* [Records provided]
+ + + +

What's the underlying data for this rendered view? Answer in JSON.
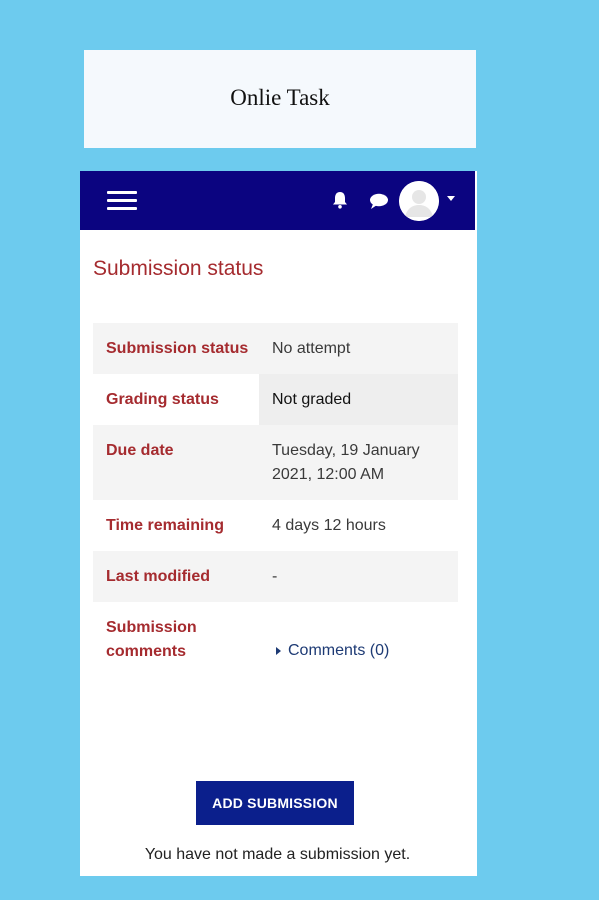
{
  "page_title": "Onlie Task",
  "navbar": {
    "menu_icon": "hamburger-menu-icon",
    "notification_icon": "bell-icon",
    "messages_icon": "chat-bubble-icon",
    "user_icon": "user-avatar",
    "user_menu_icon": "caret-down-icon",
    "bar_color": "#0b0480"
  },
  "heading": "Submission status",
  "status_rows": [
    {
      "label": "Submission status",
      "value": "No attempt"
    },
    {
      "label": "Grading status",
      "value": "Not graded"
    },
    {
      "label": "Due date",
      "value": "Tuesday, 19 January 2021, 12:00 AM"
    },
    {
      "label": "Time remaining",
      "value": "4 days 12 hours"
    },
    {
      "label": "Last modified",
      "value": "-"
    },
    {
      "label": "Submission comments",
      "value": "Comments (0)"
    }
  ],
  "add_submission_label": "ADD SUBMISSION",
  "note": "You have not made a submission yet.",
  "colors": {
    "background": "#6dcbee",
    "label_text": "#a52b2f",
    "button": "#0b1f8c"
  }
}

+ + + +

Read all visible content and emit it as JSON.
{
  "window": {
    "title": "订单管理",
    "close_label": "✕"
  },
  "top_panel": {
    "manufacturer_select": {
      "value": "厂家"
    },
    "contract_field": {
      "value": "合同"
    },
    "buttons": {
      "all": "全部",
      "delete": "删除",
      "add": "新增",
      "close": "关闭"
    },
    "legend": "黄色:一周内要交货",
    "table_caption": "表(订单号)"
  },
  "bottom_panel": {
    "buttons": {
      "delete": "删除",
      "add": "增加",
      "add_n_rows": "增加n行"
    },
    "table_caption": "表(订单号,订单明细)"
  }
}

+ + + +

* [Aim of the task] From the entries, copy out each line containing the word "value".

* [In response]
      "value": "No attempt"
      "value": "Not graded"
      "value": "Tuesday, 19 January 2021, 12:00 AM"
      "value": "4 days 12 hours"
      "value": "-"
      "value": "Comments (0)"
      "value": "厂家"
      "value": "合同"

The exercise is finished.